**** Listed records ****

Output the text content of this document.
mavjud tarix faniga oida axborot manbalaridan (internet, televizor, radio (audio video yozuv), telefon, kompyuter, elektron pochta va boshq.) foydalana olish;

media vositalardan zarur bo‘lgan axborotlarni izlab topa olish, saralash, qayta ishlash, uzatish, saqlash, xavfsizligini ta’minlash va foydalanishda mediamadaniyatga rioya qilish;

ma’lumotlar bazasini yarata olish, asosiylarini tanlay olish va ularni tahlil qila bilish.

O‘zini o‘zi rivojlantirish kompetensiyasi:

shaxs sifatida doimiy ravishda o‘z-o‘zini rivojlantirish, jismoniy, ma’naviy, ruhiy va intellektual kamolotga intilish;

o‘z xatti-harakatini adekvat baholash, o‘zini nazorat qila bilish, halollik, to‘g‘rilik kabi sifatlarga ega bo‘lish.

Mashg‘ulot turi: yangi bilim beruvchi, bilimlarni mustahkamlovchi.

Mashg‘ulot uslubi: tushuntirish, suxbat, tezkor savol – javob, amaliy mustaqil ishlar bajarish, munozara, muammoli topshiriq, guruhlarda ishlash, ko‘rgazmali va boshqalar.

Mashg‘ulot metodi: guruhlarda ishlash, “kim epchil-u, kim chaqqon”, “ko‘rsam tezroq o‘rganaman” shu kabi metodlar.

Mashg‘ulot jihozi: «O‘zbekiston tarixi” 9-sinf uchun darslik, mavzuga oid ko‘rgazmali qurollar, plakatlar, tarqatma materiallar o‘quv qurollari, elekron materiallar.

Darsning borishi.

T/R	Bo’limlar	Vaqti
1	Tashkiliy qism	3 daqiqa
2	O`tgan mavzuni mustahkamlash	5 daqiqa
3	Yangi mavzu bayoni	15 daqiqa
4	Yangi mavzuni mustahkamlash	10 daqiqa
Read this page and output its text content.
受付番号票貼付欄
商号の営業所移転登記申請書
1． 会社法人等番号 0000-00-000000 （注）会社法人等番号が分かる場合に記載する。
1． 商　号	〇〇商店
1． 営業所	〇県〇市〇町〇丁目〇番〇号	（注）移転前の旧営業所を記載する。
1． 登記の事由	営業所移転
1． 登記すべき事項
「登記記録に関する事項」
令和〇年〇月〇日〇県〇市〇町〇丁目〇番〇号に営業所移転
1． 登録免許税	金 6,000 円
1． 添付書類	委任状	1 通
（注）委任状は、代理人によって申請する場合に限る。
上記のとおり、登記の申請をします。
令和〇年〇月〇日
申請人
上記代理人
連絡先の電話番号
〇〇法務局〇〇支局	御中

****
**** Listed records ****

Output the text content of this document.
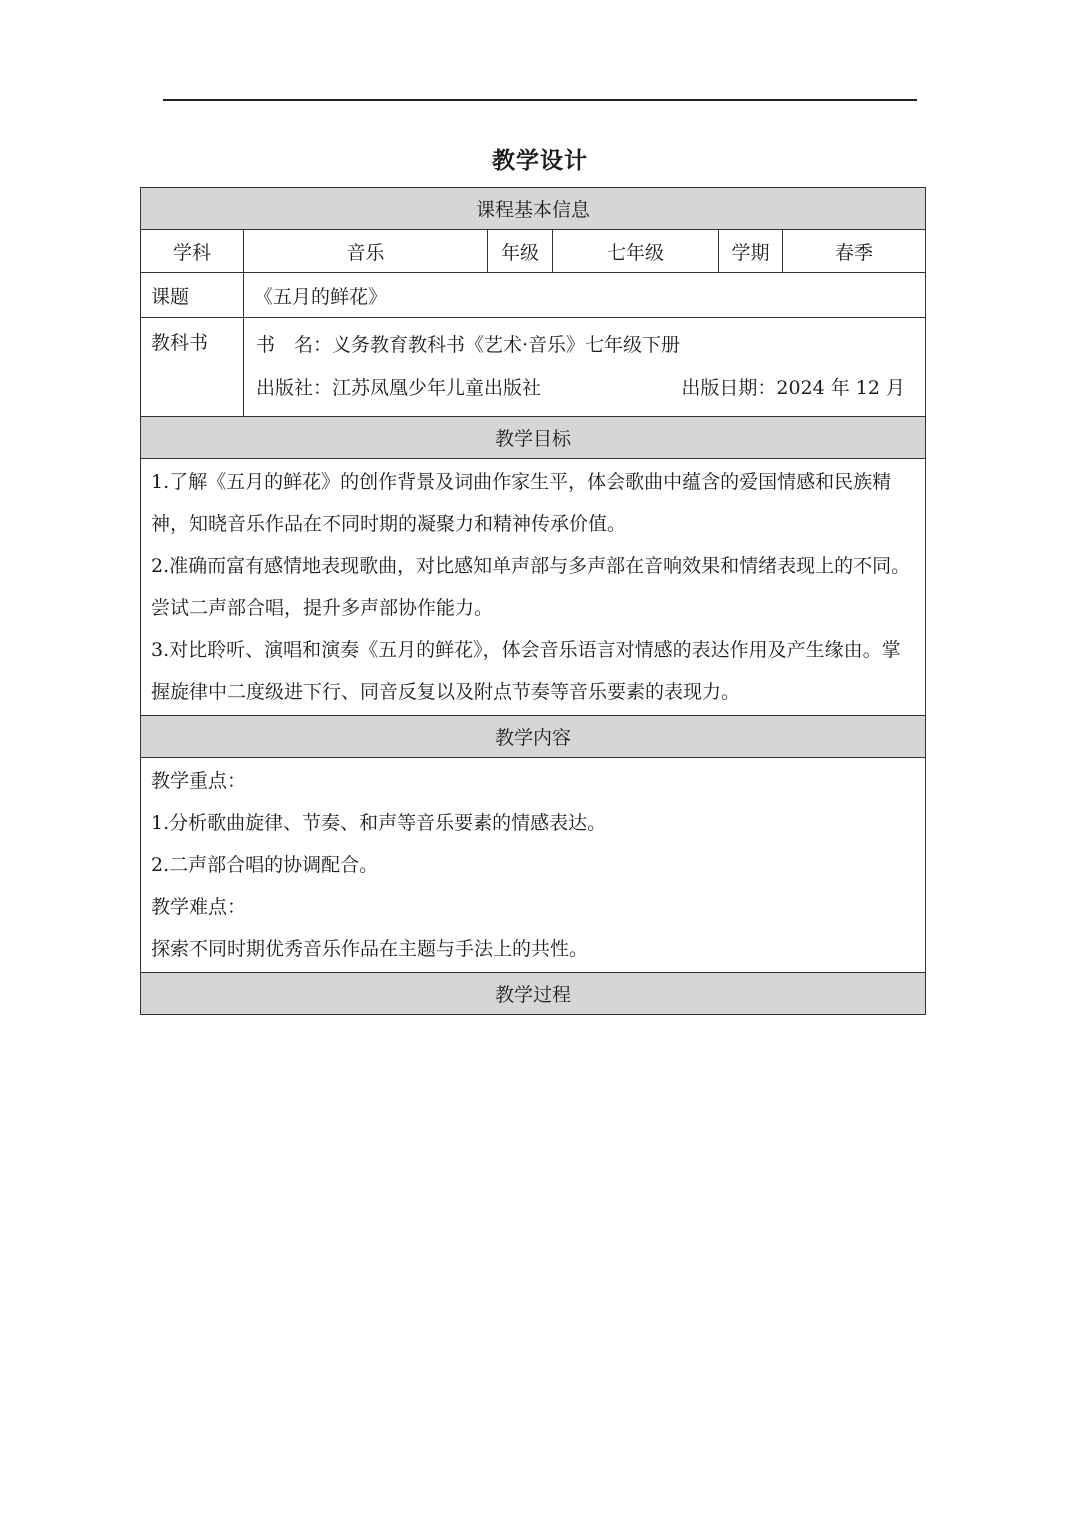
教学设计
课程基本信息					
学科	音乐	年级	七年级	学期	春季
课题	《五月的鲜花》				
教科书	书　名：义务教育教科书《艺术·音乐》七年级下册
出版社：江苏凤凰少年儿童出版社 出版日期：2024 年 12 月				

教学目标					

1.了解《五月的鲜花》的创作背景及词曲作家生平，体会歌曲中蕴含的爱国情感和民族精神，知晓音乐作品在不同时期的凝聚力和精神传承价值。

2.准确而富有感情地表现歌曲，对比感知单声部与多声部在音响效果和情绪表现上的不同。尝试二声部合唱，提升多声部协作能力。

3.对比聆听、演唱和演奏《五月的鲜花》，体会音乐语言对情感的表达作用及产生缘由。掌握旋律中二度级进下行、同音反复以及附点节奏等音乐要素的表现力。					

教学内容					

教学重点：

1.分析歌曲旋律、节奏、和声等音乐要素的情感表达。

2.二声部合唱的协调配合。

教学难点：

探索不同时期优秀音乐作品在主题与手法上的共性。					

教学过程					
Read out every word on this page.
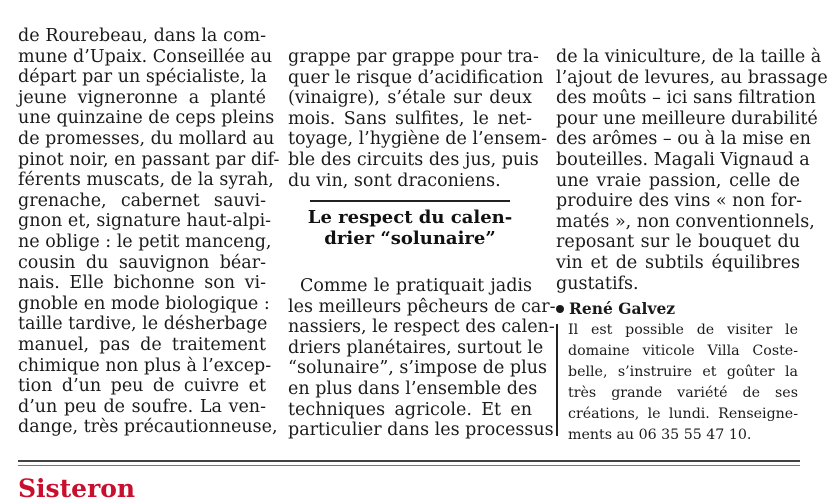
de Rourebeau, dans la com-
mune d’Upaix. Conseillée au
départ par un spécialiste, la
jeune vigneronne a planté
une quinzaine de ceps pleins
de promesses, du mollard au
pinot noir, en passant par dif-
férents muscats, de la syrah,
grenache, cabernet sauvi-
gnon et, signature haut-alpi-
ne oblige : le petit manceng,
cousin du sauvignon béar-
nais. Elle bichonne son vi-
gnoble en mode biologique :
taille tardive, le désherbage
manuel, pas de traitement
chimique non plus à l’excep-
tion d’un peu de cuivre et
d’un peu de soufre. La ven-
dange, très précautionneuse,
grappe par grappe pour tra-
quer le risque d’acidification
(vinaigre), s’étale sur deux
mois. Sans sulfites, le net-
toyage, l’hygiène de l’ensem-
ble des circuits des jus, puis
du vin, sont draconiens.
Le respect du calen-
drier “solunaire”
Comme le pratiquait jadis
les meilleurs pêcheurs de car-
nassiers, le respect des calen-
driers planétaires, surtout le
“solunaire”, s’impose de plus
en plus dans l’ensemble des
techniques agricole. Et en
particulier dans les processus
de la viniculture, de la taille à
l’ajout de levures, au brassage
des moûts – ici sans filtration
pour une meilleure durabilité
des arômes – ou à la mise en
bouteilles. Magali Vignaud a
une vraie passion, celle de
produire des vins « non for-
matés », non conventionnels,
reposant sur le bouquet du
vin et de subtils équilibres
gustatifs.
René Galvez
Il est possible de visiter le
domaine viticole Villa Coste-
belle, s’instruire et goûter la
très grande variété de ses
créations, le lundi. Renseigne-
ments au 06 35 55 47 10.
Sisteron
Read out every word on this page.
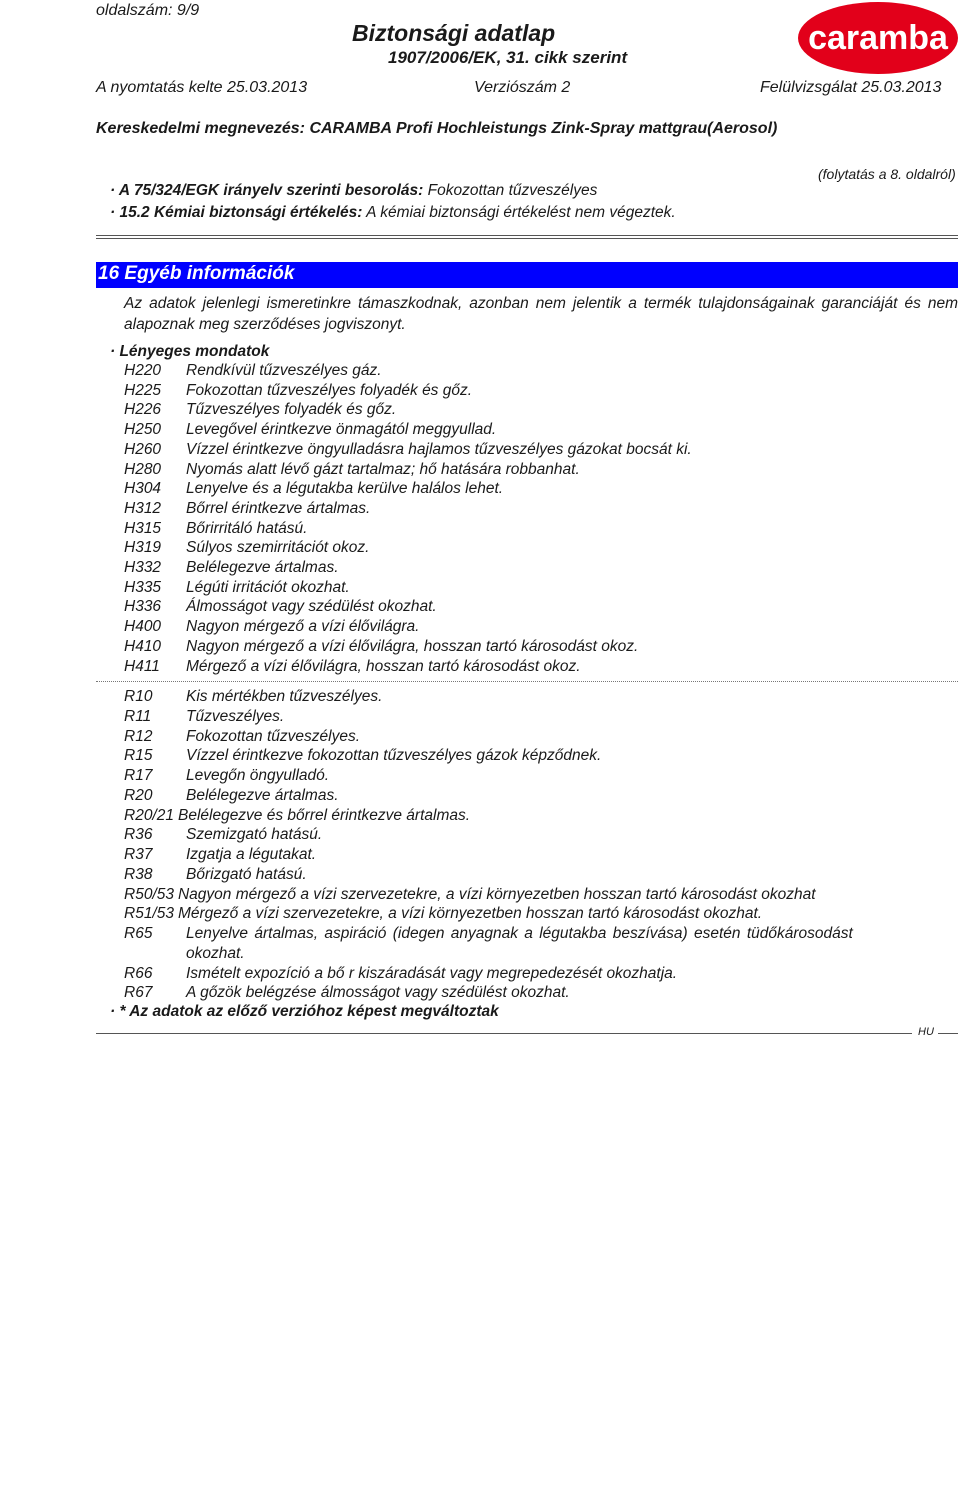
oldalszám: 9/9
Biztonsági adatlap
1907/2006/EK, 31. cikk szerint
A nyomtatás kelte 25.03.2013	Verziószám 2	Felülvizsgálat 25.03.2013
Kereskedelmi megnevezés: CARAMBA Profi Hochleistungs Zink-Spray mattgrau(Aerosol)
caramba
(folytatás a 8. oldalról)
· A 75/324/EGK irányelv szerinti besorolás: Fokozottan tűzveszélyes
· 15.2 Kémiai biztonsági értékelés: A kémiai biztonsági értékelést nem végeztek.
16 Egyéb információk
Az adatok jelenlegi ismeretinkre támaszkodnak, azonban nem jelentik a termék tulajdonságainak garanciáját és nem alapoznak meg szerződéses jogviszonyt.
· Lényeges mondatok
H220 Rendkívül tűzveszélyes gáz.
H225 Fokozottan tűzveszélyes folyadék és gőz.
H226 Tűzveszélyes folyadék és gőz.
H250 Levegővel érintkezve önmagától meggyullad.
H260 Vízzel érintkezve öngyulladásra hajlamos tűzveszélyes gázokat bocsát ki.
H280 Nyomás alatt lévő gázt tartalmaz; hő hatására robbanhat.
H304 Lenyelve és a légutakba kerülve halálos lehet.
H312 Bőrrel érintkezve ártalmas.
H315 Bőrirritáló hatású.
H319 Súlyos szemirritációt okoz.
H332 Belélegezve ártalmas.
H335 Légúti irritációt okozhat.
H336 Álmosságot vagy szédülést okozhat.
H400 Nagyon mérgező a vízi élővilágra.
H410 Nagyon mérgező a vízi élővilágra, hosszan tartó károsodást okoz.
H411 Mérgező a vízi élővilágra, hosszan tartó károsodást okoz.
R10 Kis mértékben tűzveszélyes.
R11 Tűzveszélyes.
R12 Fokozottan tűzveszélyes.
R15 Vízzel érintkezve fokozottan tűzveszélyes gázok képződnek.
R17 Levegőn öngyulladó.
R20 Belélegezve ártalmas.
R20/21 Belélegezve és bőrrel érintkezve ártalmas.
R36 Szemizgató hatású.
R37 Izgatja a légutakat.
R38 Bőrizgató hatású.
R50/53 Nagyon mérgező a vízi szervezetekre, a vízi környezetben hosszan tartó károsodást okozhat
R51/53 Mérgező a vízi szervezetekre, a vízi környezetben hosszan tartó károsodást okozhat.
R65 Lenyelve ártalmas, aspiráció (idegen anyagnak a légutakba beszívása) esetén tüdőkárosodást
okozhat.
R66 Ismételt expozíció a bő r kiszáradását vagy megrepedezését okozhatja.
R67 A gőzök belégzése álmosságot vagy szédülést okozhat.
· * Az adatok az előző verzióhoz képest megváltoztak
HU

****

**Exercise aim:**
Keep only the lines that hold the string "szervezetekre", and copy them out.

**Correct answer:**
R50/53 Nagyon mérgező a vízi szervezetekre, a vízi környezetben hosszan tartó károsodást okozhat
R51/53 Mérgező a vízi szervezetekre, a vízi környezetben hosszan tartó károsodást okozhat.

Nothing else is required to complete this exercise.